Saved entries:
==============================
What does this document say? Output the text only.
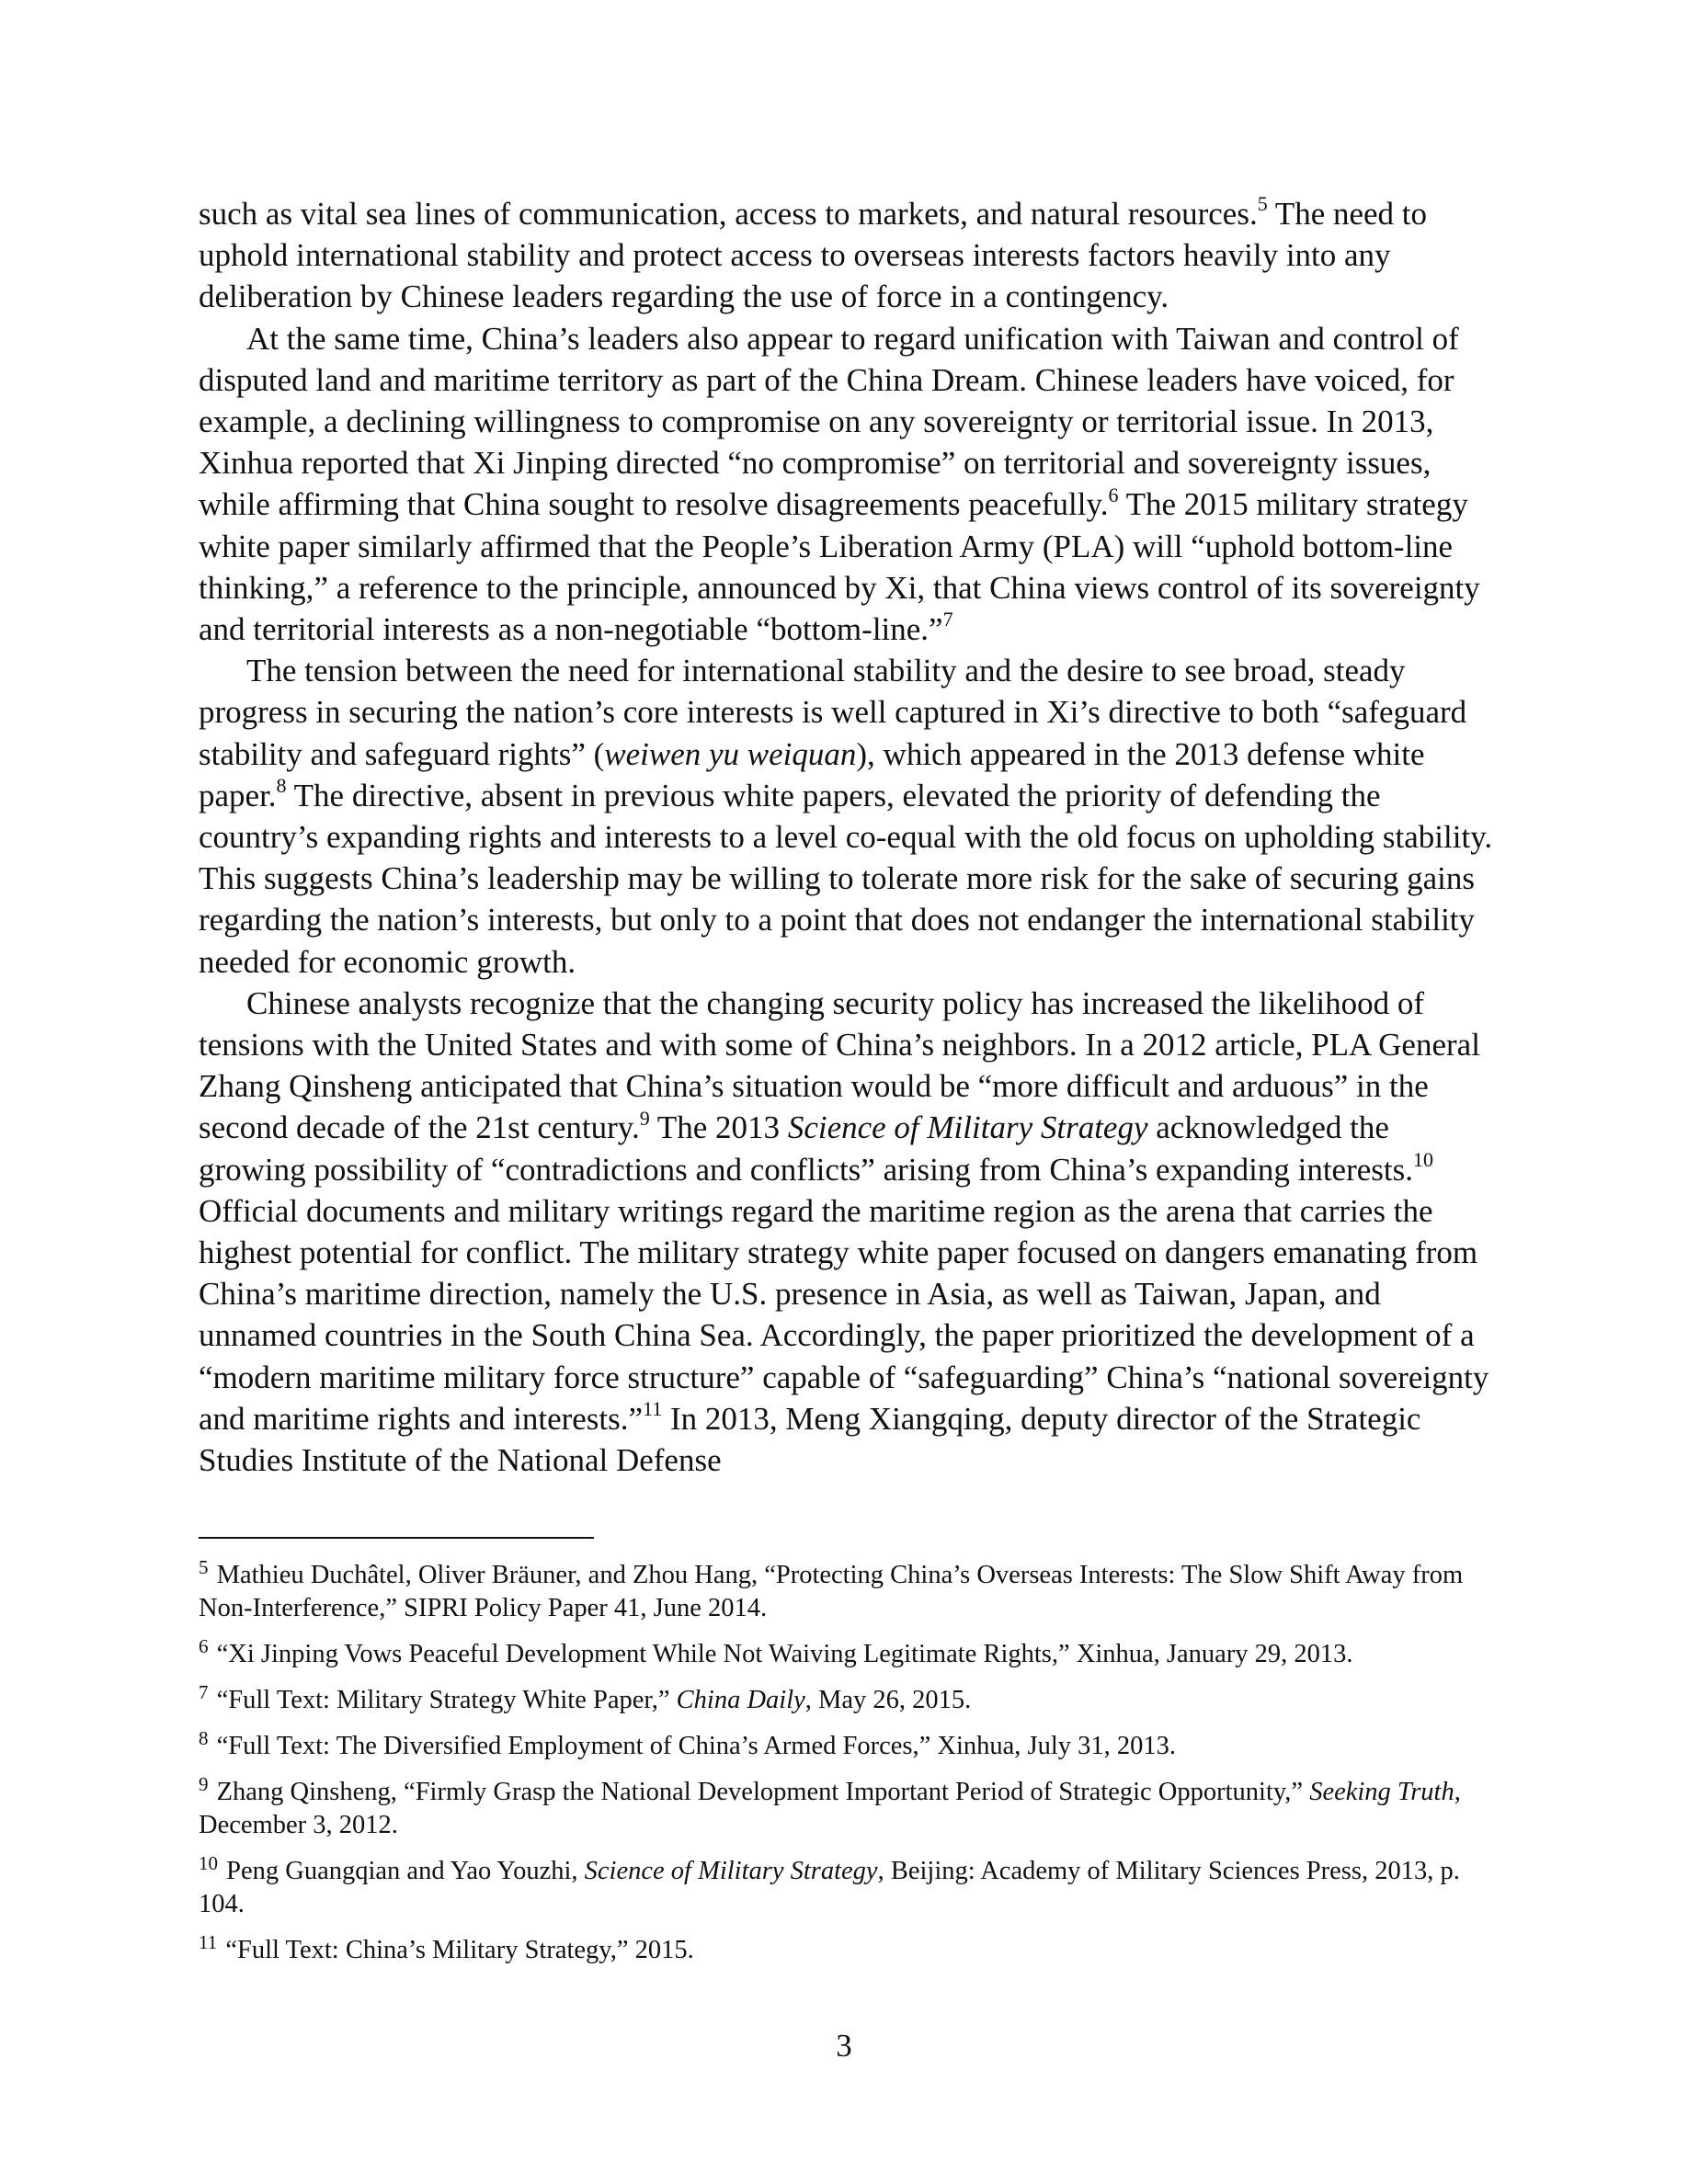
such as vital sea lines of communication, access to markets, and natural resources.$^5$ The need to uphold international stability and protect access to overseas interests factors heavily into any deliberation by Chinese leaders regarding the use of force in a contingency.

At the same time, China’s leaders also appear to regard unification with Taiwan and control of disputed land and maritime territory as part of the China Dream. Chinese leaders have voiced, for example, a declining willingness to compromise on any sovereignty or territorial issue. In 2013, Xinhua reported that Xi Jinping directed “no compromise” on territorial and sovereignty issues, while affirming that China sought to resolve disagreements peacefully.$^6$ The 2015 military strategy white paper similarly affirmed that the People’s Liberation Army (PLA) will “uphold bottom-line thinking,” a reference to the principle, announced by Xi, that China views control of its sovereignty and territorial interests as a non-negotiable “bottom-line.”$^7$

The tension between the need for international stability and the desire to see broad, steady progress in securing the nation’s core interests is well captured in Xi’s directive to both “safeguard stability and safeguard rights” (weiwen yu weiquan), which appeared in the 2013 defense white paper.$^8$ The directive, absent in previous white papers, elevated the priority of defending the country’s expanding rights and interests to a level co-equal with the old focus on upholding stability. This suggests China’s leadership may be willing to tolerate more risk for the sake of securing gains regarding the nation’s interests, but only to a point that does not endanger the international stability needed for economic growth.

Chinese analysts recognize that the changing security policy has increased the likelihood of tensions with the United States and with some of China’s neighbors. In a 2012 article, PLA General Zhang Qinsheng anticipated that China’s situation would be “more difficult and arduous” in the second decade of the 21st century.$^9$ The 2013 Science of Military Strategy acknowledged the growing possibility of “contradictions and conflicts” arising from China’s expanding interests.$^{10}$ Official documents and military writings regard the maritime region as the arena that carries the highest potential for conflict. The military strategy white paper focused on dangers emanating from China’s maritime direction, namely the U.S. presence in Asia, as well as Taiwan, Japan, and unnamed countries in the South China Sea. Accordingly, the paper prioritized the development of a “modern maritime military force structure” capable of “safeguarding” China’s “national sovereignty and maritime rights and interests.”$^{11}$ In 2013, Meng Xiangqing, deputy director of the Strategic Studies Institute of the National Defense

$^5$ Mathieu Duchâtel, Oliver Bräuner, and Zhou Hang, “Protecting China’s Overseas Interests: The Slow Shift Away from Non-Interference,” SIPRI Policy Paper 41, June 2014.

$^6$ “Xi Jinping Vows Peaceful Development While Not Waiving Legitimate Rights,” Xinhua, January 29, 2013.

$^7$ “Full Text: Military Strategy White Paper,” China Daily, May 26, 2015.

$^8$ “Full Text: The Diversified Employment of China’s Armed Forces,” Xinhua, July 31, 2013.

$^9$ Zhang Qinsheng, “Firmly Grasp the National Development Important Period of Strategic Opportunity,” Seeking Truth, December 3, 2012.

$^{10}$ Peng Guangqian and Yao Youzhi, Science of Military Strategy, Beijing: Academy of Military Sciences Press, 2013, p. 104.

$^{11}$ “Full Text: China’s Military Strategy,” 2015.

3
==============================
__Task goal__:
Reproduce each line exactly as it appears, omitting the pictures.

__Expected output__:
What does this document say? Output the text only.
such as vital sea lines of communication, access to markets, and natural resources.$^5$ The need to uphold international stability and protect access to overseas interests factors heavily into any deliberation by Chinese leaders regarding the use of force in a contingency.

At the same time, China’s leaders also appear to regard unification with Taiwan and control of disputed land and maritime territory as part of the China Dream. Chinese leaders have voiced, for example, a declining willingness to compromise on any sovereignty or territorial issue. In 2013, Xinhua reported that Xi Jinping directed “no compromise” on territorial and sovereignty issues, while affirming that China sought to resolve disagreements peacefully.$^6$ The 2015 military strategy white paper similarly affirmed that the People’s Liberation Army (PLA) will “uphold bottom-line thinking,” a reference to the principle, announced by Xi, that China views control of its sovereignty and territorial interests as a non-negotiable “bottom-line.”$^7$

The tension between the need for international stability and the desire to see broad, steady progress in securing the nation’s core interests is well captured in Xi’s directive to both “safeguard stability and safeguard rights” (weiwen yu weiquan), which appeared in the 2013 defense white paper.$^8$ The directive, absent in previous white papers, elevated the priority of defending the country’s expanding rights and interests to a level co-equal with the old focus on upholding stability. This suggests China’s leadership may be willing to tolerate more risk for the sake of securing gains regarding the nation’s interests, but only to a point that does not endanger the international stability needed for economic growth.

Chinese analysts recognize that the changing security policy has increased the likelihood of tensions with the United States and with some of China’s neighbors. In a 2012 article, PLA General Zhang Qinsheng anticipated that China’s situation would be “more difficult and arduous” in the second decade of the 21st century.$^9$ The 2013 Science of Military Strategy acknowledged the growing possibility of “contradictions and conflicts” arising from China’s expanding interests.$^{10}$ Official documents and military writings regard the maritime region as the arena that carries the highest potential for conflict. The military strategy white paper focused on dangers emanating from China’s maritime direction, namely the U.S. presence in Asia, as well as Taiwan, Japan, and unnamed countries in the South China Sea. Accordingly, the paper prioritized the development of a “modern maritime military force structure” capable of “safeguarding” China’s “national sovereignty and maritime rights and interests.”$^{11}$ In 2013, Meng Xiangqing, deputy director of the Strategic Studies Institute of the National Defense

$^5$ Mathieu Duchâtel, Oliver Bräuner, and Zhou Hang, “Protecting China’s Overseas Interests: The Slow Shift Away from Non-Interference,” SIPRI Policy Paper 41, June 2014.

$^6$ “Xi Jinping Vows Peaceful Development While Not Waiving Legitimate Rights,” Xinhua, January 29, 2013.

$^7$ “Full Text: Military Strategy White Paper,” China Daily, May 26, 2015.

$^8$ “Full Text: The Diversified Employment of China’s Armed Forces,” Xinhua, July 31, 2013.

$^9$ Zhang Qinsheng, “Firmly Grasp the National Development Important Period of Strategic Opportunity,” Seeking Truth, December 3, 2012.

$^{10}$ Peng Guangqian and Yao Youzhi, Science of Military Strategy, Beijing: Academy of Military Sciences Press, 2013, p. 104.

$^{11}$ “Full Text: China’s Military Strategy,” 2015.

3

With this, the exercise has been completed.